_Exercise A:_ Please duplicate the passage of the Wilson Cruz article from "Cruz Control" to "a step further." word for word.
_Exercise B:_ Go on with the Wilson Cruz article from its last sentence, without drawing on the rows.

_Text to read:_
=-=-=-=-=

Metro Weekly

Cruz Control

Wilson Cruz talks activism, politics and his commitment to Creating Change

”I won’t be specific,” Wilson Cruz says, ”but there’s a show on television right now, a fairly new show, that wanted me to come in for a role, and I found it incredibly offensive.”

His manager, Cruz tells Metro Weekly, had said no to auditioning for the role. But, Cruz – who made his first mark playing out high school student Rickie Vasquez on the ’90s TV show, My So-Called Life, and then took on the role of Angel in Broadway’s Rent – wanted her to go a step further.

Wilson Cruz

Wilson Cruz

”I said, ‘I want you to call them back and tell them why I’m saying no. They need to know that this is really offensive, and they’re going to get shit about it,”’ he says. ”And she did, and they told her that I was being overly sensitive.”

Asked if the show’s name rhymes with ”smirk bit,” Cruz laughs and says, ”It might.”

ABC’s Work It was canceled this past week, after significant criticism and insignificant ratings, and Cruz keeps pushing forward, fighting perceptions of queer people of color on stage and screen – and fighting for LGBT equality across the country.

=-=-=-=-=

_Recorded information:_
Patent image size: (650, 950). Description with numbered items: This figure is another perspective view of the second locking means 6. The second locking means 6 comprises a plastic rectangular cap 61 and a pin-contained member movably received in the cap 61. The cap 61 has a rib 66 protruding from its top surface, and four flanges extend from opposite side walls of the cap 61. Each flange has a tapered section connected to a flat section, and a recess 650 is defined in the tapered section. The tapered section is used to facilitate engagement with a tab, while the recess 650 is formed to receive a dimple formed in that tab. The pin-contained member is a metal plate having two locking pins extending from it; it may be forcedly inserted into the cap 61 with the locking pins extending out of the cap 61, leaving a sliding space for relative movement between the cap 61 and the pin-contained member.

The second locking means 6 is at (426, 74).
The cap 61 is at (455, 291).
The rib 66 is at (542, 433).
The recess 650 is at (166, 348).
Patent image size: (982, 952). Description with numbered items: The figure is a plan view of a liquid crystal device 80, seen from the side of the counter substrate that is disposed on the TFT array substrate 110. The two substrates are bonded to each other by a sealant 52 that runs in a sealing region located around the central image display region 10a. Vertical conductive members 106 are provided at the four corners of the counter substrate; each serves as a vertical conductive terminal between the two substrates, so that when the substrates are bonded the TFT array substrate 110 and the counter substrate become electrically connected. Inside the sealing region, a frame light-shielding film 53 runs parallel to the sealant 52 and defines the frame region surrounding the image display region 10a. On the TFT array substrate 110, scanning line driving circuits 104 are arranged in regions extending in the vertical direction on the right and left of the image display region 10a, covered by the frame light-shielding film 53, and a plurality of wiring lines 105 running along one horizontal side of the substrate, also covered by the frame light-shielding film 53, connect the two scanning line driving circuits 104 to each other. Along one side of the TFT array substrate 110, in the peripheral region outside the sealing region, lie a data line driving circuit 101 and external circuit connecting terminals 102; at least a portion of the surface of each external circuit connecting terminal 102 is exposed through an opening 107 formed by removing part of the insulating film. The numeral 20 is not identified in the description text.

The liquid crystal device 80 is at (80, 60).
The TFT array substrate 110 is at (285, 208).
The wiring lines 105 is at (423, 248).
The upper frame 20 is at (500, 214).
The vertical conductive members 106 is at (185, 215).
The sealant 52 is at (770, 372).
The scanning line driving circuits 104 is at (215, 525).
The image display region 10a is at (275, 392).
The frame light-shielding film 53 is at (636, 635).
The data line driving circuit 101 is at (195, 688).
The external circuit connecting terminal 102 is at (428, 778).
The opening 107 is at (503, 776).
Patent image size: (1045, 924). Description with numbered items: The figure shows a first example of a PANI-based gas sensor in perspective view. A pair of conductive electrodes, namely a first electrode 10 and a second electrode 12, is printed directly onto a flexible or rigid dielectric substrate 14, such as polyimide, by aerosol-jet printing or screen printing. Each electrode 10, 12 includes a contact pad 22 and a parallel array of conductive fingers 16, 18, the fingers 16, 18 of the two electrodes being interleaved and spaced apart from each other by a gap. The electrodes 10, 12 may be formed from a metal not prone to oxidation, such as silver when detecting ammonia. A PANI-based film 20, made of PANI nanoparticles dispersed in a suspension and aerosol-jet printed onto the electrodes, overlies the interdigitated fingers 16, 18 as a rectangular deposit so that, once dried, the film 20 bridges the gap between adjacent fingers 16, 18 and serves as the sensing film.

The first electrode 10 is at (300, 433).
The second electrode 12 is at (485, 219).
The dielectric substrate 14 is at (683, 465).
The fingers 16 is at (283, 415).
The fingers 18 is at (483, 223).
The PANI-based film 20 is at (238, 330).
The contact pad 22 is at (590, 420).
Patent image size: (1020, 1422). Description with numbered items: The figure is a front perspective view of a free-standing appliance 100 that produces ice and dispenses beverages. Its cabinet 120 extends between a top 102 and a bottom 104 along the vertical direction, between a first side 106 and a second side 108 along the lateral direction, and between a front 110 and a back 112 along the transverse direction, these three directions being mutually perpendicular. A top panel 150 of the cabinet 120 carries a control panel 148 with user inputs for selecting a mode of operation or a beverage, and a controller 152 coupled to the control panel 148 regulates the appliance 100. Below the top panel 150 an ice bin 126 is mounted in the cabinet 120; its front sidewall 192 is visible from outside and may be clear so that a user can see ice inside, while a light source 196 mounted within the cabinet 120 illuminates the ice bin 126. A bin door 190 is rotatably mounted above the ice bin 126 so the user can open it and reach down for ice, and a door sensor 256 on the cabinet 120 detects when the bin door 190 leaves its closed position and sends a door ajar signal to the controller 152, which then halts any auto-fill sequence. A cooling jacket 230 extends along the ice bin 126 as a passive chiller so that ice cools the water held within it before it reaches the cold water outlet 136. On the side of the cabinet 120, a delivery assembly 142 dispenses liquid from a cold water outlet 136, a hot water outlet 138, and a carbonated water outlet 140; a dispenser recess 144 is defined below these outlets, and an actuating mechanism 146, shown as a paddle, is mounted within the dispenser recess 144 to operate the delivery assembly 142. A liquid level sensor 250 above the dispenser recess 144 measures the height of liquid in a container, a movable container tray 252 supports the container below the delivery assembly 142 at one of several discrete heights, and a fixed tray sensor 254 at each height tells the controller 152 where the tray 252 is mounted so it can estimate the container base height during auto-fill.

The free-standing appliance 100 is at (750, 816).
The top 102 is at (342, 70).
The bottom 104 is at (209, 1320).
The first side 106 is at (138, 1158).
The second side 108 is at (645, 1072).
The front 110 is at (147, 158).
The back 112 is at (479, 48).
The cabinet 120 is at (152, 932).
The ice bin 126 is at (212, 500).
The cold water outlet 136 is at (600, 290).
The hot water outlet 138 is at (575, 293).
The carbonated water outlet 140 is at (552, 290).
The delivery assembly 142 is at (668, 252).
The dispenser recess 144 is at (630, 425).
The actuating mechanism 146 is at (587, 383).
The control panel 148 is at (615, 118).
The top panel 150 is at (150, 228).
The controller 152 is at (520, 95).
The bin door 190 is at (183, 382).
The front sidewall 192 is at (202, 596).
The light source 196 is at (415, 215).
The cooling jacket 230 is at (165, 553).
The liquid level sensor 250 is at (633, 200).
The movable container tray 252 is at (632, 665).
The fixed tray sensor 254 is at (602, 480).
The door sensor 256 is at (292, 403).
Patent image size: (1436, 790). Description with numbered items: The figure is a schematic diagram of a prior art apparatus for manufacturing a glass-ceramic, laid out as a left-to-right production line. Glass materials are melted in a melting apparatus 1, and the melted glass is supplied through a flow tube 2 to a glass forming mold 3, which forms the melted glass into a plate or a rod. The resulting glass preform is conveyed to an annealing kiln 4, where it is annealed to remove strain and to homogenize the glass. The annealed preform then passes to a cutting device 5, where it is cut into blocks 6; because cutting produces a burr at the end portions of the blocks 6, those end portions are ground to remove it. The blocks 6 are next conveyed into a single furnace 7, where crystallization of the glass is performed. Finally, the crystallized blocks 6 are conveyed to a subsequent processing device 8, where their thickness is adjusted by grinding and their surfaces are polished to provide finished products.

=-=-=-=-=

_Expected output A:_
Cruz Control

Wilson Cruz talks activism, politics and his commitment to Creating Change

”I won’t be specific,” Wilson Cruz says, ”but there’s a show on television right now, a fairly new show, that wanted me to come in for a role, and I found it incredibly offensive.”

His manager, Cruz tells Metro Weekly, had said no to auditioning for the role. But, Cruz – who made his first mark playing out high school student Rickie Vasquez on the ’90s TV show, My So-Called Life, and then took on the role of Angel in Broadway’s Rent – wanted her to go a step further.

_Expected output B:_
After having served as a field organizer for the National Gay and Lesbian Task Force in 2002, Cruz will be ”returning” to the Task Force for one weekend, performing a cabaret show about love at this year’s Creating Change conference.

Rea Carey, the Task Force’s executive director, first met Cruz while serving as the head of the National Youth Advocacy Coalition.

”Wilson – because it is his life – has the ability to give voice to queer people of color. He used to be, at that point, queer youth of color. And that was very rare in the ’90s,” she says. ”And, unfortunately, still, there aren’t enough of those voices and enough of those stories that get told. Or probably more specifically, get listened to.”

Cruz works to tell others’ stories on stage and screen for a living, but he also takes the time to, as he says, get his hands dirty and tell his own story to people across the country. Working with the Task Force in 2002, Cruz spent time in Miami-Dade working to protect the nondiscrimination ordinance there.

Sarah Reece, who works at the Task Force as the director of the Academy for Leadership and Action, was in Miami with Cruz. Of his work, she says, ”Folks understand that when they’re with Wilson, he is someone who cares as much about his commitment to excellence as a performer as he does building a community that values all of us.”

Sometimes, that dedication comes with a price. On Election Day in Miami in 2002, there was a torrential downpour and Cruz decided to help a woman on her way to the polling place.

”I had an umbrella, and I went over to her car, helped her out of the car, and before I got to the 100-yard mark, I started to talk to her about how to vote on the issue,” he says. ”She stopped and asked me if I was asking her to support gay rights, and I said yes – and she spit on me.”

Cruz kept on, though, walking her into the polling place, helping her back to her car when she was done voting, and – as always – keeping an optimistic outlook.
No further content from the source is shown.